Stated goal:
Make an exact copy of all the entries, with the pictures left out.

══ Records for this exercise ══

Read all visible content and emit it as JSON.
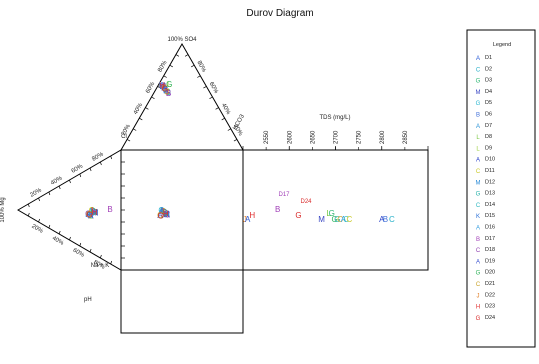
{
  "chart_data": {
    "type": "scatter",
    "title": "Durov Diagram",
    "anion_apex_label": "100% SO4",
    "cation_apex_label": "100% Mg",
    "anion_left_axis_label": "Cl",
    "anion_right_axis_label": "HCO3",
    "cation_bottom_label": "Na + K",
    "ph_label": "pH",
    "tds_label": "TDS (mg/L)",
    "anion_tick_labels": [
      "20%",
      "40%",
      "60%",
      "80%"
    ],
    "anion_right_tick_labels": [
      "20%",
      "40%",
      "60%",
      "80%"
    ],
    "cation_tick_labels": [
      "20%",
      "40%",
      "60%",
      "80%"
    ],
    "cation_bottom_tick_labels": [
      "20%",
      "40%",
      "60%",
      "80%"
    ],
    "tds_ticks": [
      2500,
      2600,
      2700,
      2800,
      2900
    ],
    "tds_tick_labels": [
      "2550",
      "2600",
      "2650",
      "2700",
      "2750",
      "2800",
      "2850"
    ],
    "tds_tick_values": [
      2550,
      2600,
      2650,
      2700,
      2750,
      2800,
      2850
    ],
    "xlim": [
      2500,
      2900
    ],
    "legend": {
      "title": "Legend",
      "position": "right",
      "entries": [
        {
          "name": "D1",
          "symbol": "A",
          "color": "#2a5bd7"
        },
        {
          "name": "D2",
          "symbol": "C",
          "color": "#27b0c9"
        },
        {
          "name": "D3",
          "symbol": "G",
          "color": "#2bb673"
        },
        {
          "name": "D4",
          "symbol": "M",
          "color": "#3b48c4"
        },
        {
          "name": "D5",
          "symbol": "G",
          "color": "#2ab7d1"
        },
        {
          "name": "D6",
          "symbol": "B",
          "color": "#3f6fd9"
        },
        {
          "name": "D7",
          "symbol": "A",
          "color": "#2a93d7"
        },
        {
          "name": "D8",
          "symbol": "L",
          "color": "#7ac943"
        },
        {
          "name": "D9",
          "symbol": "L",
          "color": "#9bcf3c"
        },
        {
          "name": "D10",
          "symbol": "A",
          "color": "#2a40c9"
        },
        {
          "name": "D11",
          "symbol": "C",
          "color": "#c9c927"
        },
        {
          "name": "D12",
          "symbol": "M",
          "color": "#2a8bd7"
        },
        {
          "name": "D13",
          "symbol": "G",
          "color": "#25b0a8"
        },
        {
          "name": "D14",
          "symbol": "C",
          "color": "#2fb8c0"
        },
        {
          "name": "D15",
          "symbol": "K",
          "color": "#2a6fd7"
        },
        {
          "name": "D16",
          "symbol": "A",
          "color": "#3aa0e0"
        },
        {
          "name": "D17",
          "symbol": "B",
          "color": "#a13fb8"
        },
        {
          "name": "D18",
          "symbol": "C",
          "color": "#8f3fb0"
        },
        {
          "name": "D19",
          "symbol": "A",
          "color": "#3a52d0"
        },
        {
          "name": "D20",
          "symbol": "G",
          "color": "#2fb35a"
        },
        {
          "name": "D21",
          "symbol": "C",
          "color": "#c9a227"
        },
        {
          "name": "D22",
          "symbol": "J",
          "color": "#e07a1f"
        },
        {
          "name": "D23",
          "symbol": "H",
          "color": "#e02f2f"
        },
        {
          "name": "D24",
          "symbol": "G",
          "color": "#d92a2a"
        }
      ]
    },
    "annotations": [
      "D17",
      "D24"
    ],
    "tds_points": [
      {
        "name": "D22",
        "tds": 2504,
        "symbol": "J",
        "color": "#e07a1f"
      },
      {
        "name": "D1",
        "tds": 2510,
        "symbol": "A",
        "color": "#2a5bd7"
      },
      {
        "name": "D23",
        "tds": 2520,
        "symbol": "H",
        "color": "#e02f2f"
      },
      {
        "name": "D17",
        "tds": 2575,
        "symbol": "B",
        "color": "#a13fb8"
      },
      {
        "name": "D24",
        "tds": 2620,
        "symbol": "G",
        "color": "#d92a2a"
      },
      {
        "name": "D4",
        "tds": 2670,
        "symbol": "M",
        "color": "#3b48c4"
      },
      {
        "name": "D8",
        "tds": 2685,
        "symbol": "L",
        "color": "#7ac943"
      },
      {
        "name": "D3",
        "tds": 2692,
        "symbol": "G",
        "color": "#2bb673"
      },
      {
        "name": "D20",
        "tds": 2698,
        "symbol": "G",
        "color": "#2fb35a"
      },
      {
        "name": "D13",
        "tds": 2704,
        "symbol": "G",
        "color": "#25b0a8"
      },
      {
        "name": "D21",
        "tds": 2710,
        "symbol": "C",
        "color": "#c9a227"
      },
      {
        "name": "D16",
        "tds": 2717,
        "symbol": "A",
        "color": "#3aa0e0"
      },
      {
        "name": "D14",
        "tds": 2723,
        "symbol": "C",
        "color": "#2fb8c0"
      },
      {
        "name": "D11",
        "tds": 2730,
        "symbol": "C",
        "color": "#c9c927"
      },
      {
        "name": "D10",
        "tds": 2800,
        "symbol": "A",
        "color": "#2a40c9"
      },
      {
        "name": "D6",
        "tds": 2808,
        "symbol": "B",
        "color": "#3f6fd9"
      },
      {
        "name": "D2",
        "tds": 2822,
        "symbol": "C",
        "color": "#27b0c9"
      }
    ]
  }
}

═══

Answer to the problem:
Read all visible content and emit it as JSON.
{
  "chart_data": {
    "type": "scatter",
    "title": "Durov Diagram",
    "anion_apex_label": "100% SO4",
    "cation_apex_label": "100% Mg",
    "anion_left_axis_label": "Cl",
    "anion_right_axis_label": "HCO3",
    "cation_bottom_label": "Na + K",
    "ph_label": "pH",
    "tds_label": "TDS (mg/L)",
    "anion_tick_labels": [
      "20%",
      "40%",
      "60%",
      "80%"
    ],
    "anion_right_tick_labels": [
      "20%",
      "40%",
      "60%",
      "80%"
    ],
    "cation_tick_labels": [
      "20%",
      "40%",
      "60%",
      "80%"
    ],
    "cation_bottom_tick_labels": [
      "20%",
      "40%",
      "60%",
      "80%"
    ],
    "tds_ticks": [
      2500,
      2600,
      2700,
      2800,
      2900
    ],
    "tds_tick_labels": [
      "2550",
      "2600",
      "2650",
      "2700",
      "2750",
      "2800",
      "2850"
    ],
    "tds_tick_values": [
      2550,
      2600,
      2650,
      2700,
      2750,
      2800,
      2850
    ],
    "xlim": [
      2500,
      2900
    ],
    "legend": {
      "title": "Legend",
      "position": "right",
      "entries": [
        {
          "name": "D1",
          "symbol": "A",
          "color": "#2a5bd7"
        },
        {
          "name": "D2",
          "symbol": "C",
          "color": "#27b0c9"
        },
        {
          "name": "D3",
          "symbol": "G",
          "color": "#2bb673"
        },
        {
          "name": "D4",
          "symbol": "M",
          "color": "#3b48c4"
        },
        {
          "name": "D5",
          "symbol": "G",
          "color": "#2ab7d1"
        },
        {
          "name": "D6",
          "symbol": "B",
          "color": "#3f6fd9"
        },
        {
          "name": "D7",
          "symbol": "A",
          "color": "#2a93d7"
        },
        {
          "name": "D8",
          "symbol": "L",
          "color": "#7ac943"
        },
        {
          "name": "D9",
          "symbol": "L",
          "color": "#9bcf3c"
        },
        {
          "name": "D10",
          "symbol": "A",
          "color": "#2a40c9"
        },
        {
          "name": "D11",
          "symbol": "C",
          "color": "#c9c927"
        },
        {
          "name": "D12",
          "symbol": "M",
          "color": "#2a8bd7"
        },
        {
          "name": "D13",
          "symbol": "G",
          "color": "#25b0a8"
        },
        {
          "name": "D14",
          "symbol": "C",
          "color": "#2fb8c0"
        },
        {
          "name": "D15",
          "symbol": "K",
          "color": "#2a6fd7"
        },
        {
          "name": "D16",
          "symbol": "A",
          "color": "#3aa0e0"
        },
        {
          "name": "D17",
          "symbol": "B",
          "color": "#a13fb8"
        },
        {
          "name": "D18",
          "symbol": "C",
          "color": "#8f3fb0"
        },
        {
          "name": "D19",
          "symbol": "A",
          "color": "#3a52d0"
        },
        {
          "name": "D20",
          "symbol": "G",
          "color": "#2fb35a"
        },
        {
          "name": "D21",
          "symbol": "C",
          "color": "#c9a227"
        },
        {
          "name": "D22",
          "symbol": "J",
          "color": "#e07a1f"
        },
        {
          "name": "D23",
          "symbol": "H",
          "color": "#e02f2f"
        },
        {
          "name": "D24",
          "symbol": "G",
          "color": "#d92a2a"
        }
      ]
    },
    "annotations": [
      "D17",
      "D24"
    ],
    "tds_points": [
      {
        "name": "D22",
        "tds": 2504,
        "symbol": "J",
        "color": "#e07a1f"
      },
      {
        "name": "D1",
        "tds": 2510,
        "symbol": "A",
        "color": "#2a5bd7"
      },
      {
        "name": "D23",
        "tds": 2520,
        "symbol": "H",
        "color": "#e02f2f"
      },
      {
        "name": "D17",
        "tds": 2575,
        "symbol": "B",
        "color": "#a13fb8"
      },
      {
        "name": "D24",
        "tds": 2620,
        "symbol": "G",
        "color": "#d92a2a"
      },
      {
        "name": "D4",
        "tds": 2670,
        "symbol": "M",
        "color": "#3b48c4"
      },
      {
        "name": "D8",
        "tds": 2685,
        "symbol": "L",
        "color": "#7ac943"
      },
      {
        "name": "D3",
        "tds": 2692,
        "symbol": "G",
        "color": "#2bb673"
      },
      {
        "name": "D20",
        "tds": 2698,
        "symbol": "G",
        "color": "#2fb35a"
      },
      {
        "name": "D13",
        "tds": 2704,
        "symbol": "G",
        "color": "#25b0a8"
      },
      {
        "name": "D21",
        "tds": 2710,
        "symbol": "C",
        "color": "#c9a227"
      },
      {
        "name": "D16",
        "tds": 2717,
        "symbol": "A",
        "color": "#3aa0e0"
      },
      {
        "name": "D14",
        "tds": 2723,
        "symbol": "C",
        "color": "#2fb8c0"
      },
      {
        "name": "D11",
        "tds": 2730,
        "symbol": "C",
        "color": "#c9c927"
      },
      {
        "name": "D10",
        "tds": 2800,
        "symbol": "A",
        "color": "#2a40c9"
      },
      {
        "name": "D6",
        "tds": 2808,
        "symbol": "B",
        "color": "#3f6fd9"
      },
      {
        "name": "D2",
        "tds": 2822,
        "symbol": "C",
        "color": "#27b0c9"
      }
    ]
  }
}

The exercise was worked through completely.